::: RECORDS TO PROCESS :::

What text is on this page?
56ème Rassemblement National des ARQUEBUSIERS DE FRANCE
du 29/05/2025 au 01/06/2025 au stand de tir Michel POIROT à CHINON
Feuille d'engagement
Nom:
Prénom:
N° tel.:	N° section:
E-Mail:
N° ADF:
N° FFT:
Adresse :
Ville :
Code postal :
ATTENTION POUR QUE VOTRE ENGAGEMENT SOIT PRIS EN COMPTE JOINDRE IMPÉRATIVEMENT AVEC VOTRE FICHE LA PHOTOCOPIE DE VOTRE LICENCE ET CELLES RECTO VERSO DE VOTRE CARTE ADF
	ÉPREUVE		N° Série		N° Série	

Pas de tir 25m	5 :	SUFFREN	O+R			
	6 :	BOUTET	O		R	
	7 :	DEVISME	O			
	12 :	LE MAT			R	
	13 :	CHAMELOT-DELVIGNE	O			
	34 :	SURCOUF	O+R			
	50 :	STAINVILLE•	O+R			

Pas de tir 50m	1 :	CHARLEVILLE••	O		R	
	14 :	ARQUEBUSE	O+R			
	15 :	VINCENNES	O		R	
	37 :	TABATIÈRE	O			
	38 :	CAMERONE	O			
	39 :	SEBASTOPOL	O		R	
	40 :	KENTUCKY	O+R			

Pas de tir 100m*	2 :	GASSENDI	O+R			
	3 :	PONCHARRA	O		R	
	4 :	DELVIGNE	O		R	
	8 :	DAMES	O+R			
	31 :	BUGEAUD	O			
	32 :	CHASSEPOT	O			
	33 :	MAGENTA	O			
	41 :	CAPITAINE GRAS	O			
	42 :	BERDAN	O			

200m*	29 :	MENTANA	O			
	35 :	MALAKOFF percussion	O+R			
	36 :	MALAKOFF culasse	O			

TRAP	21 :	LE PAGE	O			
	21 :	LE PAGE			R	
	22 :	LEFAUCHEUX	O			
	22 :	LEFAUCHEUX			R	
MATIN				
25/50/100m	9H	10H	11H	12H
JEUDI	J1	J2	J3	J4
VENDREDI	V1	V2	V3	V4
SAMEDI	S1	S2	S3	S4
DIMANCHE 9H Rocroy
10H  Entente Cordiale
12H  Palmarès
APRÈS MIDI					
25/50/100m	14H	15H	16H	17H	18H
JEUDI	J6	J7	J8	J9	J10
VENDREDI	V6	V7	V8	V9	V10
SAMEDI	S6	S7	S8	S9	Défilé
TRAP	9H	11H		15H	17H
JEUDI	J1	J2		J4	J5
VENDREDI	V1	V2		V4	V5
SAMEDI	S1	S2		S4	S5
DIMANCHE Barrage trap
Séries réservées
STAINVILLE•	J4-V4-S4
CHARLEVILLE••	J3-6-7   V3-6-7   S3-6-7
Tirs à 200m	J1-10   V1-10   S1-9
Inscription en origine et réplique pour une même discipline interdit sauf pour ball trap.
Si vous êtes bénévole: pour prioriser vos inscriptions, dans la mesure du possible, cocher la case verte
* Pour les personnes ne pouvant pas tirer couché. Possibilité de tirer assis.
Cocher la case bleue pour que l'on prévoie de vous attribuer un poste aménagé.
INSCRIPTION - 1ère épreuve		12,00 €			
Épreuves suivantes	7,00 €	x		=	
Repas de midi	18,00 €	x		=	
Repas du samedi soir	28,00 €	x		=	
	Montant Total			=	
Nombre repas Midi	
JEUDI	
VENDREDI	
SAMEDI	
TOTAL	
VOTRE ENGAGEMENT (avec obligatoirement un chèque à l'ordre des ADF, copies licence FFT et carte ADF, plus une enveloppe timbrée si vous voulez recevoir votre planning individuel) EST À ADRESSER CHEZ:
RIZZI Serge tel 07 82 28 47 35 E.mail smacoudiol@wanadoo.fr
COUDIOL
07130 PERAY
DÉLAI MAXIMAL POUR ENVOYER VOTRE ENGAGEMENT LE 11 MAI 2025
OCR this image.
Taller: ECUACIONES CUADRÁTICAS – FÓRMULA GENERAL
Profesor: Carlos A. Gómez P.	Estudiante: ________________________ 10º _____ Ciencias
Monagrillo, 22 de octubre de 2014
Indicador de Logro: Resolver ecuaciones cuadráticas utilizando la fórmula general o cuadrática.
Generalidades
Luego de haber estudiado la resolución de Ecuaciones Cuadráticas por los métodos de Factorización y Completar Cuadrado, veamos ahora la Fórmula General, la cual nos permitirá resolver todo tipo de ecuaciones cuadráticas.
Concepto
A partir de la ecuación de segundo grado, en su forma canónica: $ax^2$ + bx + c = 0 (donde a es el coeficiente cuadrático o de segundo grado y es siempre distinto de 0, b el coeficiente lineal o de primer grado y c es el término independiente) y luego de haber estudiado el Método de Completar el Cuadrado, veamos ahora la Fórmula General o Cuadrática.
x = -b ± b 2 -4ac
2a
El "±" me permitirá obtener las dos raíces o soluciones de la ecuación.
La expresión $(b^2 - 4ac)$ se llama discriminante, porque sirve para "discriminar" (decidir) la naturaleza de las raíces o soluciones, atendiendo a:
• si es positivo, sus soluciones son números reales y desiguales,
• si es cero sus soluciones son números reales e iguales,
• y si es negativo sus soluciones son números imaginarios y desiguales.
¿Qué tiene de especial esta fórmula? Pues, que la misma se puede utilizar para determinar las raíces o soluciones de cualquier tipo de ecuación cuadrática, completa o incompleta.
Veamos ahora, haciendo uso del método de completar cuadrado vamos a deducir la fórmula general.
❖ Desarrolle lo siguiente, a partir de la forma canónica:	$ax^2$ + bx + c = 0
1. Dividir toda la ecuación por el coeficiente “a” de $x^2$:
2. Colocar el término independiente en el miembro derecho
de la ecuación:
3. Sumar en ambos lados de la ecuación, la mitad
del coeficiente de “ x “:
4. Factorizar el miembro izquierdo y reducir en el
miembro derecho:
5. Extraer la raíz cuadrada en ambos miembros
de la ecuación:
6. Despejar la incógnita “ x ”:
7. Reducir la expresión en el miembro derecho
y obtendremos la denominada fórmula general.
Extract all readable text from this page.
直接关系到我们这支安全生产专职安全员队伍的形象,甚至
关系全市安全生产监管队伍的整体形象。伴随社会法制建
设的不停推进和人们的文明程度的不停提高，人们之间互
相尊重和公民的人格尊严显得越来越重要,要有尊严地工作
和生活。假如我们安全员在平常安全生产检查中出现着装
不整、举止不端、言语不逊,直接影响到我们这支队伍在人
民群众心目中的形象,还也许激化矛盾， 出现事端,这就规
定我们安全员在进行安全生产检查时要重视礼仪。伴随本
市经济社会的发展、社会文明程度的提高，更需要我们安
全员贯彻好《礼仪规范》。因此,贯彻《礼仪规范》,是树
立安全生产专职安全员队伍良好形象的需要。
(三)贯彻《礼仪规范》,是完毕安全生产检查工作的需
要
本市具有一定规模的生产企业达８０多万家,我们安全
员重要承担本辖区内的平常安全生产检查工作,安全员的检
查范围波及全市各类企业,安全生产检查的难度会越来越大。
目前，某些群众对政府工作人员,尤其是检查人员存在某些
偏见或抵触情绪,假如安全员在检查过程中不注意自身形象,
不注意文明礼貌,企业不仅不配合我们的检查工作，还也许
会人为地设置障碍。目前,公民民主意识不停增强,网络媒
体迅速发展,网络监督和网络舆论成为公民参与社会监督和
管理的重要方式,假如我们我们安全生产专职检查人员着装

:::

### YOUR TASK
Transcribe all of the material exactly. Omit nothing.

### CORRECT ANSWER
What text is on this page?
56ème Rassemblement National des ARQUEBUSIERS DE FRANCE
du 29/05/2025 au 01/06/2025 au stand de tir Michel POIROT à CHINON
Feuille d'engagement
Nom:
Prénom:
N° tel.:	N° section:
E-Mail:
N° ADF:
N° FFT:
Adresse :
Ville :
Code postal :
ATTENTION POUR QUE VOTRE ENGAGEMENT SOIT PRIS EN COMPTE JOINDRE IMPÉRATIVEMENT AVEC VOTRE FICHE LA PHOTOCOPIE DE VOTRE LICENCE ET CELLES RECTO VERSO DE VOTRE CARTE ADF
	ÉPREUVE		N° Série		N° Série	

Pas de tir 25m	5 :	SUFFREN	O+R			
	6 :	BOUTET	O		R	
	7 :	DEVISME	O			
	12 :	LE MAT			R	
	13 :	CHAMELOT-DELVIGNE	O			
	34 :	SURCOUF	O+R			
	50 :	STAINVILLE•	O+R			

Pas de tir 50m	1 :	CHARLEVILLE••	O		R	
	14 :	ARQUEBUSE	O+R			
	15 :	VINCENNES	O		R	
	37 :	TABATIÈRE	O			
	38 :	CAMERONE	O			
	39 :	SEBASTOPOL	O		R	
	40 :	KENTUCKY	O+R			

Pas de tir 100m*	2 :	GASSENDI	O+R			
	3 :	PONCHARRA	O		R	
	4 :	DELVIGNE	O		R	
	8 :	DAMES	O+R			
	31 :	BUGEAUD	O			
	32 :	CHASSEPOT	O			
	33 :	MAGENTA	O			
	41 :	CAPITAINE GRAS	O			
	42 :	BERDAN	O			

200m*	29 :	MENTANA	O			
	35 :	MALAKOFF percussion	O+R			
	36 :	MALAKOFF culasse	O			

TRAP	21 :	LE PAGE	O			
	21 :	LE PAGE			R	
	22 :	LEFAUCHEUX	O			
	22 :	LEFAUCHEUX			R	
MATIN				
25/50/100m	9H	10H	11H	12H
JEUDI	J1	J2	J3	J4
VENDREDI	V1	V2	V3	V4
SAMEDI	S1	S2	S3	S4
DIMANCHE 9H Rocroy
10H  Entente Cordiale
12H  Palmarès
APRÈS MIDI					
25/50/100m	14H	15H	16H	17H	18H
JEUDI	J6	J7	J8	J9	J10
VENDREDI	V6	V7	V8	V9	V10
SAMEDI	S6	S7	S8	S9	Défilé
TRAP	9H	11H		15H	17H
JEUDI	J1	J2		J4	J5
VENDREDI	V1	V2		V4	V5
SAMEDI	S1	S2		S4	S5
DIMANCHE Barrage trap
Séries réservées
STAINVILLE•	J4-V4-S4
CHARLEVILLE••	J3-6-7   V3-6-7   S3-6-7
Tirs à 200m	J1-10   V1-10   S1-9
Inscription en origine et réplique pour une même discipline interdit sauf pour ball trap.
Si vous êtes bénévole: pour prioriser vos inscriptions, dans la mesure du possible, cocher la case verte
* Pour les personnes ne pouvant pas tirer couché. Possibilité de tirer assis.
Cocher la case bleue pour que l'on prévoie de vous attribuer un poste aménagé.
INSCRIPTION - 1ère épreuve		12,00 €			
Épreuves suivantes	7,00 €	x		=	
Repas de midi	18,00 €	x		=	
Repas du samedi soir	28,00 €	x		=	
	Montant Total			=	
Nombre repas Midi	
JEUDI	
VENDREDI	
SAMEDI	
TOTAL	
VOTRE ENGAGEMENT (avec obligatoirement un chèque à l'ordre des ADF, copies licence FFT et carte ADF, plus une enveloppe timbrée si vous voulez recevoir votre planning individuel) EST À ADRESSER CHEZ:
RIZZI Serge tel 07 82 28 47 35 E.mail smacoudiol@wanadoo.fr
COUDIOL
07130 PERAY
DÉLAI MAXIMAL POUR ENVOYER VOTRE ENGAGEMENT LE 11 MAI 2025
OCR this image.
Taller: ECUACIONES CUADRÁTICAS – FÓRMULA GENERAL
Profesor: Carlos A. Gómez P.	Estudiante: ________________________ 10º _____ Ciencias
Monagrillo, 22 de octubre de 2014
Indicador de Logro: Resolver ecuaciones cuadráticas utilizando la fórmula general o cuadrática.
Generalidades
Luego de haber estudiado la resolución de Ecuaciones Cuadráticas por los métodos de Factorización y Completar Cuadrado, veamos ahora la Fórmula General, la cual nos permitirá resolver todo tipo de ecuaciones cuadráticas.
Concepto
A partir de la ecuación de segundo grado, en su forma canónica: $ax^2$ + bx + c = 0 (donde a es el coeficiente cuadrático o de segundo grado y es siempre distinto de 0, b el coeficiente lineal o de primer grado y c es el término independiente) y luego de haber estudiado el Método de Completar el Cuadrado, veamos ahora la Fórmula General o Cuadrática.
x = -b ± b 2 -4ac
2a
El "±" me permitirá obtener las dos raíces o soluciones de la ecuación.
La expresión $(b^2 - 4ac)$ se llama discriminante, porque sirve para "discriminar" (decidir) la naturaleza de las raíces o soluciones, atendiendo a:
• si es positivo, sus soluciones son números reales y desiguales,
• si es cero sus soluciones son números reales e iguales,
• y si es negativo sus soluciones son números imaginarios y desiguales.
¿Qué tiene de especial esta fórmula? Pues, que la misma se puede utilizar para determinar las raíces o soluciones de cualquier tipo de ecuación cuadrática, completa o incompleta.
Veamos ahora, haciendo uso del método de completar cuadrado vamos a deducir la fórmula general.
❖ Desarrolle lo siguiente, a partir de la forma canónica:	$ax^2$ + bx + c = 0
1. Dividir toda la ecuación por el coeficiente “a” de $x^2$:
2. Colocar el término independiente en el miembro derecho
de la ecuación:
3. Sumar en ambos lados de la ecuación, la mitad
del coeficiente de “ x “:
4. Factorizar el miembro izquierdo y reducir en el
miembro derecho:
5. Extraer la raíz cuadrada en ambos miembros
de la ecuación:
6. Despejar la incógnita “ x ”:
7. Reducir la expresión en el miembro derecho
y obtendremos la denominada fórmula general.
Extract all readable text from this page.
直接关系到我们这支安全生产专职安全员队伍的形象,甚至
关系全市安全生产监管队伍的整体形象。伴随社会法制建
设的不停推进和人们的文明程度的不停提高，人们之间互
相尊重和公民的人格尊严显得越来越重要,要有尊严地工作
和生活。假如我们安全员在平常安全生产检查中出现着装
不整、举止不端、言语不逊,直接影响到我们这支队伍在人
民群众心目中的形象,还也许激化矛盾， 出现事端,这就规
定我们安全员在进行安全生产检查时要重视礼仪。伴随本
市经济社会的发展、社会文明程度的提高，更需要我们安
全员贯彻好《礼仪规范》。因此,贯彻《礼仪规范》,是树
立安全生产专职安全员队伍良好形象的需要。
(三)贯彻《礼仪规范》,是完毕安全生产检查工作的需
要
本市具有一定规模的生产企业达８０多万家,我们安全
员重要承担本辖区内的平常安全生产检查工作,安全员的检
查范围波及全市各类企业,安全生产检查的难度会越来越大。
目前，某些群众对政府工作人员,尤其是检查人员存在某些
偏见或抵触情绪,假如安全员在检查过程中不注意自身形象,
不注意文明礼貌,企业不仅不配合我们的检查工作，还也许
会人为地设置障碍。目前,公民民主意识不停增强,网络媒
体迅速发展,网络监督和网络舆论成为公民参与社会监督和
管理的重要方式,假如我们我们安全生产专职检查人员着装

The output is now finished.